By 2007, the investing class was awash in capital gains. The Dow Jones Industrial Average was up 1,300%, residential real estate was up 300% in price, and 3,000% increases in equity were not uncommon, thanks to leverage typically 10-to-1 or more. Even long-term bond prices had done better than anyone had expected in 1979.

The CBO report says capital gains accounted for 80% of the increase in the share of national income received by the top 1% of income earners. Since capital gains are earned by investors, it's not surprising that the change outraged those who believe that capitalists are the enemy.

"It is class warfare," thundered syndicated columnist Robert Scheer, a longtime warrior on what he imagines to be the side of the poor. "This war was sparked by the financial overlords who control all of the major levers of power in what passes for our democracy."

He blamed "three decades of rampant upper-crust greed unleashed by the Reagan Revolution of the 1980s [that] will be well-marked by future historians recording the death of the American dream." He concluded despondently, "Those who have seized 40% of the nation's wealth still control the big guns in this war of classes."

National Wealth

Scheer apparently believes that the nation's wealth belongs to the nation and not to the individuals who created it.

The same assumption lurks beneath Elizabeth Warren's recently famous claim that rich and productive Americans don't succeed by themselves. While campaigning for the U.S. Senate in Massachusetts, Warren said:
"There is nobody in this country who got rich on his own. Nobody. You built a factory out there? Good for you. But I want to be clear: You moved your goods to market on the roads the rest of us paid for; you hired workers the rest of us paid to educate; you were safe in your factory because of police forces and fire forces that the rest of us paid for. You didn't have to worry that marauding bands would come and seize everything at your factory, and hire someone to protect against this, because of the work the rest of us did."

There's something to this, but less than meets the ear. The country as a whole does build roads, staff public schools, pay the police and fire departments and defend the nation against all enemies, foreign and domestic. And those who have the biggest stake in the country receive the biggest returns on the investments. But the country makes its investments primarily with taxes, paid primarily by the very same business owners, investors and high-income workers.

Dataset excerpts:

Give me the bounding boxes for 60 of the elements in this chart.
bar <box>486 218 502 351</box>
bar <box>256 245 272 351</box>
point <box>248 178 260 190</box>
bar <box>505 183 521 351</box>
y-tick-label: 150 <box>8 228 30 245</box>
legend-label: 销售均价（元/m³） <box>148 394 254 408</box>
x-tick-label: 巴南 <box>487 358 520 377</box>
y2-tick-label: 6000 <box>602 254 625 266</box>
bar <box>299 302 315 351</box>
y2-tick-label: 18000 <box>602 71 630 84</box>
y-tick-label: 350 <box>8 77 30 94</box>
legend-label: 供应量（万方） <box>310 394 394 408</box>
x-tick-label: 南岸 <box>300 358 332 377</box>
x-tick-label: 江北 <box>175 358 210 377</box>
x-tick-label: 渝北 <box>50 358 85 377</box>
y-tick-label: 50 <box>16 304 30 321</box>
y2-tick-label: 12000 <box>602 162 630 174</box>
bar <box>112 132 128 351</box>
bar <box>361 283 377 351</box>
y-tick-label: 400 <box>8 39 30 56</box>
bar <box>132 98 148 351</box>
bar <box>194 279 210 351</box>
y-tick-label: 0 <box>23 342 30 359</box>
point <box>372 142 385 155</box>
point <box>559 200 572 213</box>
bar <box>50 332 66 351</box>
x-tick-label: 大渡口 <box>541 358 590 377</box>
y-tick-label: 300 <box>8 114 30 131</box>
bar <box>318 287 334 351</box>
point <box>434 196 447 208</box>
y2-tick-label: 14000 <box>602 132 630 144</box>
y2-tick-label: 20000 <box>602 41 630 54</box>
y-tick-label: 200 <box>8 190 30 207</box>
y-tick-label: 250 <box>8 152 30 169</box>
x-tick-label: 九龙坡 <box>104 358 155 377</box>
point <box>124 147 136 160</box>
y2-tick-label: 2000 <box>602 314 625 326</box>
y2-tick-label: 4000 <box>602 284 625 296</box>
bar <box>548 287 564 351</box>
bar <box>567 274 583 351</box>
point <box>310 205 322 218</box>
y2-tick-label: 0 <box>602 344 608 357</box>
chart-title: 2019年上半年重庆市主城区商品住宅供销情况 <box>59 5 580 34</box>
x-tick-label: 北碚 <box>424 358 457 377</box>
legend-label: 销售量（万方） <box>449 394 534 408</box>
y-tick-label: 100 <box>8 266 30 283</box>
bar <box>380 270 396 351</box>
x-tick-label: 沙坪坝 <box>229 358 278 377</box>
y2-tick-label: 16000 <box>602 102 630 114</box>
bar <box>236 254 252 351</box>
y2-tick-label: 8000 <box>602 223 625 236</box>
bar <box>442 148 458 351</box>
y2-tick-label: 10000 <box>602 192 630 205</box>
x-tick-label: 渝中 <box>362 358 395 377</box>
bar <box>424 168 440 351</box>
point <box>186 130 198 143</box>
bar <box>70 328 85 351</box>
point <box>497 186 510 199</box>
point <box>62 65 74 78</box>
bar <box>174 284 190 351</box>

▶ Assigned task:
Retype the passage on capital gains in full, word for word, including its header. The items are separate material with no connection to the passage on capital gains.

▶ Response:
By 2007, the investing class was awash in capital gains. The Dow Jones Industrial Average was up 1,300%, residential real estate was up 300% in price, and 3,000% increases in equity were not uncommon, thanks to leverage typically 10-to-1 or more. Even long-term bond prices had done better than anyone had expected in 1979.

The CBO report says capital gains accounted for 80% of the increase in the share of national income received by the top 1% of income earners. Since capital gains are earned by investors, it's not surprising that the change outraged those who believe that capitalists are the enemy.

"It is class warfare," thundered syndicated columnist Robert Scheer, a longtime warrior on what he imagines to be the side of the poor. "This war was sparked by the financial overlords who control all of the major levers of power in what passes for our democracy."

He blamed "three decades of rampant upper-crust greed unleashed by the Reagan Revolution of the 1980s [that] will be well-marked by future historians recording the death of the American dream." He concluded despondently, "Those who have seized 40% of the nation's wealth still control the big guns in this war of classes."

National Wealth

Scheer apparently believes that the nation's wealth belongs to the nation and not to the individuals who created it.

The same assumption lurks beneath Elizabeth Warren's recently famous claim that rich and productive Americans don't succeed by themselves. While campaigning for the U.S. Senate in Massachusetts, Warren said:
"There is nobody in this country who got rich on his own. Nobody. You built a factory out there? Good for you. But I want to be clear: You moved your goods to market on the roads the rest of us paid for; you hired workers the rest of us paid to educate; you were safe in your factory because of police forces and fire forces that the rest of us paid for. You didn't have to worry that marauding bands would come and seize everything at your factory, and hire someone to protect against this, because of the work the rest of us did."

There's something to this, but less than meets the ear. The country as a whole does build roads, staff public schools, pay the police and fire departments and defend the nation against all enemies, foreign and domestic. And those who have the biggest stake in the country receive the biggest returns on the investments. But the country makes its investments primarily with taxes, paid primarily by the very same business owners, investors and high-income workers.